Select each line where the word "образцов" appears.
[start of GIVEN DATA]
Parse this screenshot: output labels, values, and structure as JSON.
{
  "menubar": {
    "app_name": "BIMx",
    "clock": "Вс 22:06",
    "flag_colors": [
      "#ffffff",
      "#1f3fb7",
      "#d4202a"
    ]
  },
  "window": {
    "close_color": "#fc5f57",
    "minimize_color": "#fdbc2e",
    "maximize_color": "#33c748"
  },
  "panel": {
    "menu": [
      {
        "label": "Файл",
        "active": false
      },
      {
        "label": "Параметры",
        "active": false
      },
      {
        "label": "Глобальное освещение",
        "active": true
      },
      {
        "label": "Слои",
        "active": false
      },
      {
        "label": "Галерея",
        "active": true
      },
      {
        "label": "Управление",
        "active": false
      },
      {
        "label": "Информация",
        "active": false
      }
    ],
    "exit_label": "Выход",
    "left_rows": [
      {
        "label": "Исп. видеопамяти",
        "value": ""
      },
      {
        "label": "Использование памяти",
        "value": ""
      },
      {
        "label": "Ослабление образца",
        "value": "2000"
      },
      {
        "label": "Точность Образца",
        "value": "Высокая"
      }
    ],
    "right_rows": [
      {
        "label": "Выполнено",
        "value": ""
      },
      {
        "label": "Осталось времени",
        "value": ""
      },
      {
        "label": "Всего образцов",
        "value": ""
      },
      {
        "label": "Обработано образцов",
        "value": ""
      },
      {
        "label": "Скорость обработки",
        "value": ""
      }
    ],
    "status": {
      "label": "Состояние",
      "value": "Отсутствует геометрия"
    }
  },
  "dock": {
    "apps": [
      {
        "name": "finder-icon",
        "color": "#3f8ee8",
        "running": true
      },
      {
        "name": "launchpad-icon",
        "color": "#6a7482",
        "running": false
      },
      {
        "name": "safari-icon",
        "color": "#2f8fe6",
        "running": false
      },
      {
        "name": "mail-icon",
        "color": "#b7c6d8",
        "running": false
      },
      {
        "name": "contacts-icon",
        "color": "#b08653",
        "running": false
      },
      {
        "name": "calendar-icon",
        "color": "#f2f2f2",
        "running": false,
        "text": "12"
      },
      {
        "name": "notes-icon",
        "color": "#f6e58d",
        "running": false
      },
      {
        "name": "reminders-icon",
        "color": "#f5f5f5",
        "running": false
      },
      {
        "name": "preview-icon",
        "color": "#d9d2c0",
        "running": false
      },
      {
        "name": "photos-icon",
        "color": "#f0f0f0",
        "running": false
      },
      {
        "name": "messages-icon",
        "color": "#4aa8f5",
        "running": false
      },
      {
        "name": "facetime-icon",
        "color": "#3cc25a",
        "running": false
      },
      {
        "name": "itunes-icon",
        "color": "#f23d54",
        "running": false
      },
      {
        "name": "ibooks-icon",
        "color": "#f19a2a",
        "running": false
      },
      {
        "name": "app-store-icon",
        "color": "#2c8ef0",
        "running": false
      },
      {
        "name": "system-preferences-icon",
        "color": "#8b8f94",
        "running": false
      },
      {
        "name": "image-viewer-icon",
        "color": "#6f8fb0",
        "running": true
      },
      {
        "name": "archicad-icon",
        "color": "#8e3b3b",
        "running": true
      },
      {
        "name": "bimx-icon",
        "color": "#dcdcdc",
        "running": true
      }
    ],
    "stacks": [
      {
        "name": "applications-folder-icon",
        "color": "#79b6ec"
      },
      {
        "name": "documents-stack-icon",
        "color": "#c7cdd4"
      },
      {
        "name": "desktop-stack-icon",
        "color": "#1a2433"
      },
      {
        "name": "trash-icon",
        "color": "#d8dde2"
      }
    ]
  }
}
[end of GIVEN DATA]
§ TASK RESULT
        "label": "Всего образцов",
        "label": "Обработано образцов",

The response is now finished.